WRITTEN TASK –
Write out each entry, exactly the way it appears.

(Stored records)
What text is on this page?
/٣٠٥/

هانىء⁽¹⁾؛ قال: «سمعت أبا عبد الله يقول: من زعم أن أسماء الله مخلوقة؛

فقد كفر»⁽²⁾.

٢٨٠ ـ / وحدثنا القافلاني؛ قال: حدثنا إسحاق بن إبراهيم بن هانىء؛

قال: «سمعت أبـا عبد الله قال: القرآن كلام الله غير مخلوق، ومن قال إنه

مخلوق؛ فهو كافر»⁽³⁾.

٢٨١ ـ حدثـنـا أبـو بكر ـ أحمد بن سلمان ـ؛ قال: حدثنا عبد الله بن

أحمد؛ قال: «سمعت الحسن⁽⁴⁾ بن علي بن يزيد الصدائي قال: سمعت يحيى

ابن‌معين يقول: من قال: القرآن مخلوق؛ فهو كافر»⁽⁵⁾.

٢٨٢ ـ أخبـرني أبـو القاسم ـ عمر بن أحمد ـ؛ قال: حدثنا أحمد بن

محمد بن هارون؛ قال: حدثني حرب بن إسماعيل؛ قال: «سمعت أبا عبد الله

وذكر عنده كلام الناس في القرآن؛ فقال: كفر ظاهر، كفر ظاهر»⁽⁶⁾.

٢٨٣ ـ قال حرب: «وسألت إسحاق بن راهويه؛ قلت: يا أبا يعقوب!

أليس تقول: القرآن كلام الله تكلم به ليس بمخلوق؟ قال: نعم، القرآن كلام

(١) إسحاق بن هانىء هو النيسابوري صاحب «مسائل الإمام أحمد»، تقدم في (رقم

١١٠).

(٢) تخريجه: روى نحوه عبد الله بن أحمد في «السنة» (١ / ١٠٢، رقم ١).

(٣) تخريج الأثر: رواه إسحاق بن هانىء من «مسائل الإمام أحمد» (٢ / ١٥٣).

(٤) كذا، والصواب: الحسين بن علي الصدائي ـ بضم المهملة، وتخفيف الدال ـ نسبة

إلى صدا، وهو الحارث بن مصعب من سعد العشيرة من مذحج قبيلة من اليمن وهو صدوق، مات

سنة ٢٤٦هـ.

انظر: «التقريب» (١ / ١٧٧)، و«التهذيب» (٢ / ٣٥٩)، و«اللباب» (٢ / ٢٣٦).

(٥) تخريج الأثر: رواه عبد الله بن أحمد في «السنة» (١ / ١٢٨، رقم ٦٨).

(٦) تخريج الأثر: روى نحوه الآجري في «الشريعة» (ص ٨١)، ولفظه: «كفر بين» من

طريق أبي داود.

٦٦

TASK RESULT –
What text is on this page?
/٣٠٥/

هانىء⁽¹⁾؛ قال: «سمعت أبا عبد الله يقول: من زعم أن أسماء الله مخلوقة؛

فقد كفر»⁽²⁾.

٢٨٠ ـ / وحدثنا القافلاني؛ قال: حدثنا إسحاق بن إبراهيم بن هانىء؛

قال: «سمعت أبـا عبد الله قال: القرآن كلام الله غير مخلوق، ومن قال إنه

مخلوق؛ فهو كافر»⁽³⁾.

٢٨١ ـ حدثـنـا أبـو بكر ـ أحمد بن سلمان ـ؛ قال: حدثنا عبد الله بن

أحمد؛ قال: «سمعت الحسن⁽⁴⁾ بن علي بن يزيد الصدائي قال: سمعت يحيى

ابن‌معين يقول: من قال: القرآن مخلوق؛ فهو كافر»⁽⁵⁾.

٢٨٢ ـ أخبـرني أبـو القاسم ـ عمر بن أحمد ـ؛ قال: حدثنا أحمد بن

محمد بن هارون؛ قال: حدثني حرب بن إسماعيل؛ قال: «سمعت أبا عبد الله

وذكر عنده كلام الناس في القرآن؛ فقال: كفر ظاهر، كفر ظاهر»⁽⁶⁾.

٢٨٣ ـ قال حرب: «وسألت إسحاق بن راهويه؛ قلت: يا أبا يعقوب!

أليس تقول: القرآن كلام الله تكلم به ليس بمخلوق؟ قال: نعم، القرآن كلام

(١) إسحاق بن هانىء هو النيسابوري صاحب «مسائل الإمام أحمد»، تقدم في (رقم

١١٠).

(٢) تخريجه: روى نحوه عبد الله بن أحمد في «السنة» (١ / ١٠٢، رقم ١).

(٣) تخريج الأثر: رواه إسحاق بن هانىء من «مسائل الإمام أحمد» (٢ / ١٥٣).

(٤) كذا، والصواب: الحسين بن علي الصدائي ـ بضم المهملة، وتخفيف الدال ـ نسبة

إلى صدا، وهو الحارث بن مصعب من سعد العشيرة من مذحج قبيلة من اليمن وهو صدوق، مات

سنة ٢٤٦هـ.

انظر: «التقريب» (١ / ١٧٧)، و«التهذيب» (٢ / ٣٥٩)، و«اللباب» (٢ / ٢٣٦).

(٥) تخريج الأثر: رواه عبد الله بن أحمد في «السنة» (١ / ١٢٨، رقم ٦٨).

(٦) تخريج الأثر: روى نحوه الآجري في «الشريعة» (ص ٨١)، ولفظه: «كفر بين» من

طريق أبي داود.

٦٦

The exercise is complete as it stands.